## Data provided
--- begin ---
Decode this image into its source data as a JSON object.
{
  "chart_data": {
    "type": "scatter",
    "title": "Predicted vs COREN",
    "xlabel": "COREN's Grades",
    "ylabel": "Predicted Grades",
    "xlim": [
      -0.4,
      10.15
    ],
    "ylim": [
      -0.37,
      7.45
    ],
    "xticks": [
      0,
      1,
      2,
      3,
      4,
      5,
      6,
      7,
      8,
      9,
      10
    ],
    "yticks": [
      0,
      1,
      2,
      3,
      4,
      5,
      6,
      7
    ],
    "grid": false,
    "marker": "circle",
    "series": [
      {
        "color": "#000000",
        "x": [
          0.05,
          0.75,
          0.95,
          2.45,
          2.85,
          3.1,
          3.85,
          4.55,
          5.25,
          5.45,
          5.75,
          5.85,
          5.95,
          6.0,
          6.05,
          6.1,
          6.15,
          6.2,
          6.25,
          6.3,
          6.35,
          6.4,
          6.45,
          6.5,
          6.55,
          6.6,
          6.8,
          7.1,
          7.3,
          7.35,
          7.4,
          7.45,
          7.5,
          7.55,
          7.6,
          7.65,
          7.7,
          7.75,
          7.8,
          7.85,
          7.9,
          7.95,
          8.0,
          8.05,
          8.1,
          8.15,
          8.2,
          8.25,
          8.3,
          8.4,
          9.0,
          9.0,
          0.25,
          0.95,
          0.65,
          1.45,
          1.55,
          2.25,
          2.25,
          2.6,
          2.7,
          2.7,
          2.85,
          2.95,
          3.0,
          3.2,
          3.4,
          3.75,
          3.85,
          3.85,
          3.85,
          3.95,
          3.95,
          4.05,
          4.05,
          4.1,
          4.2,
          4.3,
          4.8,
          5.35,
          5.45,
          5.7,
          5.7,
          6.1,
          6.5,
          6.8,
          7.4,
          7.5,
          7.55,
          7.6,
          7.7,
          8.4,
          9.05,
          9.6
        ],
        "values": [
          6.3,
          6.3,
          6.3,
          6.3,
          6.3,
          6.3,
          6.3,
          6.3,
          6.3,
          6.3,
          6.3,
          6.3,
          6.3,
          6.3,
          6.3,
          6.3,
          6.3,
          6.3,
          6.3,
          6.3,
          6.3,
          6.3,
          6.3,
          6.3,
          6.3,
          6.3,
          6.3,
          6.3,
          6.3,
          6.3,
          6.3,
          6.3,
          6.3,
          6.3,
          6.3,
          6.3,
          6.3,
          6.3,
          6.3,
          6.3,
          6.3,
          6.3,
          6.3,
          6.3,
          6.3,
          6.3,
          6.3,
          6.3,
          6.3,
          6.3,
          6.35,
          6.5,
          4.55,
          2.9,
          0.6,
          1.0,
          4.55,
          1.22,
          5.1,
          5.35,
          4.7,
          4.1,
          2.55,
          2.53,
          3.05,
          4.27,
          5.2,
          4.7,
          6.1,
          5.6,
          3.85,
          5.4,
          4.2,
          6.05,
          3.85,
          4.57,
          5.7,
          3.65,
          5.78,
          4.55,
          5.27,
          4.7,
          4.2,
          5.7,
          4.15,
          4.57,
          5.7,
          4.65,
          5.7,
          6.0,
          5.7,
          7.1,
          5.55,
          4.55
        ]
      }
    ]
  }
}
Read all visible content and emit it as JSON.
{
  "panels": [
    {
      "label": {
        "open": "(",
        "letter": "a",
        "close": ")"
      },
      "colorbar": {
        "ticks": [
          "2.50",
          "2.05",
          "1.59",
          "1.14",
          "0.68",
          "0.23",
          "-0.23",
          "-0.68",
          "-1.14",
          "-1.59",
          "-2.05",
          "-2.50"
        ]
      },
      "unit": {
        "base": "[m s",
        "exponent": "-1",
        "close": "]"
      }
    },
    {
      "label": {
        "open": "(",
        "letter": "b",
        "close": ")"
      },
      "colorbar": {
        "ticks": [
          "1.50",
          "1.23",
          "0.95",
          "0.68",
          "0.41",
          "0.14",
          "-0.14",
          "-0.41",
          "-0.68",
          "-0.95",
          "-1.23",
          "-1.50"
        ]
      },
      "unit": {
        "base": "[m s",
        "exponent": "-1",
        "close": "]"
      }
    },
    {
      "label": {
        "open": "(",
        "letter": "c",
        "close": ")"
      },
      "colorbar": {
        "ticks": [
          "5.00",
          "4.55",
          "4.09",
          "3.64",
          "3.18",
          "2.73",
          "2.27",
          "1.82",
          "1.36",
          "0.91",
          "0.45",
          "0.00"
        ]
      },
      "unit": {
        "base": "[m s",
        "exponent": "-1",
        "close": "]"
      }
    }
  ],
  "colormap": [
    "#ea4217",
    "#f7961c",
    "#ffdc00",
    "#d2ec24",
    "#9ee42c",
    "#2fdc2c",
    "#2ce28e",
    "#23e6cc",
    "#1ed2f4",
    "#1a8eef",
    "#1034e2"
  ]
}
--- end ---
## What needs to be done
Write an exact transcription of every entry above.

## Full solution
Decode this image into its source data as a JSON object.
{
  "chart_data": {
    "type": "scatter",
    "title": "Predicted vs COREN",
    "xlabel": "COREN's Grades",
    "ylabel": "Predicted Grades",
    "xlim": [
      -0.4,
      10.15
    ],
    "ylim": [
      -0.37,
      7.45
    ],
    "xticks": [
      0,
      1,
      2,
      3,
      4,
      5,
      6,
      7,
      8,
      9,
      10
    ],
    "yticks": [
      0,
      1,
      2,
      3,
      4,
      5,
      6,
      7
    ],
    "grid": false,
    "marker": "circle",
    "series": [
      {
        "color": "#000000",
        "x": [
          0.05,
          0.75,
          0.95,
          2.45,
          2.85,
          3.1,
          3.85,
          4.55,
          5.25,
          5.45,
          5.75,
          5.85,
          5.95,
          6.0,
          6.05,
          6.1,
          6.15,
          6.2,
          6.25,
          6.3,
          6.35,
          6.4,
          6.45,
          6.5,
          6.55,
          6.6,
          6.8,
          7.1,
          7.3,
          7.35,
          7.4,
          7.45,
          7.5,
          7.55,
          7.6,
          7.65,
          7.7,
          7.75,
          7.8,
          7.85,
          7.9,
          7.95,
          8.0,
          8.05,
          8.1,
          8.15,
          8.2,
          8.25,
          8.3,
          8.4,
          9.0,
          9.0,
          0.25,
          0.95,
          0.65,
          1.45,
          1.55,
          2.25,
          2.25,
          2.6,
          2.7,
          2.7,
          2.85,
          2.95,
          3.0,
          3.2,
          3.4,
          3.75,
          3.85,
          3.85,
          3.85,
          3.95,
          3.95,
          4.05,
          4.05,
          4.1,
          4.2,
          4.3,
          4.8,
          5.35,
          5.45,
          5.7,
          5.7,
          6.1,
          6.5,
          6.8,
          7.4,
          7.5,
          7.55,
          7.6,
          7.7,
          8.4,
          9.05,
          9.6
        ],
        "values": [
          6.3,
          6.3,
          6.3,
          6.3,
          6.3,
          6.3,
          6.3,
          6.3,
          6.3,
          6.3,
          6.3,
          6.3,
          6.3,
          6.3,
          6.3,
          6.3,
          6.3,
          6.3,
          6.3,
          6.3,
          6.3,
          6.3,
          6.3,
          6.3,
          6.3,
          6.3,
          6.3,
          6.3,
          6.3,
          6.3,
          6.3,
          6.3,
          6.3,
          6.3,
          6.3,
          6.3,
          6.3,
          6.3,
          6.3,
          6.3,
          6.3,
          6.3,
          6.3,
          6.3,
          6.3,
          6.3,
          6.3,
          6.3,
          6.3,
          6.3,
          6.35,
          6.5,
          4.55,
          2.9,
          0.6,
          1.0,
          4.55,
          1.22,
          5.1,
          5.35,
          4.7,
          4.1,
          2.55,
          2.53,
          3.05,
          4.27,
          5.2,
          4.7,
          6.1,
          5.6,
          3.85,
          5.4,
          4.2,
          6.05,
          3.85,
          4.57,
          5.7,
          3.65,
          5.78,
          4.55,
          5.27,
          4.7,
          4.2,
          5.7,
          4.15,
          4.57,
          5.7,
          4.65,
          5.7,
          6.0,
          5.7,
          7.1,
          5.55,
          4.55
        ]
      }
    ]
  }
}
Read all visible content and emit it as JSON.
{
  "panels": [
    {
      "label": {
        "open": "(",
        "letter": "a",
        "close": ")"
      },
      "colorbar": {
        "ticks": [
          "2.50",
          "2.05",
          "1.59",
          "1.14",
          "0.68",
          "0.23",
          "-0.23",
          "-0.68",
          "-1.14",
          "-1.59",
          "-2.05",
          "-2.50"
        ]
      },
      "unit": {
        "base": "[m s",
        "exponent": "-1",
        "close": "]"
      }
    },
    {
      "label": {
        "open": "(",
        "letter": "b",
        "close": ")"
      },
      "colorbar": {
        "ticks": [
          "1.50",
          "1.23",
          "0.95",
          "0.68",
          "0.41",
          "0.14",
          "-0.14",
          "-0.41",
          "-0.68",
          "-0.95",
          "-1.23",
          "-1.50"
        ]
      },
      "unit": {
        "base": "[m s",
        "exponent": "-1",
        "close": "]"
      }
    },
    {
      "label": {
        "open": "(",
        "letter": "c",
        "close": ")"
      },
      "colorbar": {
        "ticks": [
          "5.00",
          "4.55",
          "4.09",
          "3.64",
          "3.18",
          "2.73",
          "2.27",
          "1.82",
          "1.36",
          "0.91",
          "0.45",
          "0.00"
        ]
      },
      "unit": {
        "base": "[m s",
        "exponent": "-1",
        "close": "]"
      }
    }
  ],
  "colormap": [
    "#ea4217",
    "#f7961c",
    "#ffdc00",
    "#d2ec24",
    "#9ee42c",
    "#2fdc2c",
    "#2ce28e",
    "#23e6cc",
    "#1ed2f4",
    "#1a8eef",
    "#1034e2"
  ]
}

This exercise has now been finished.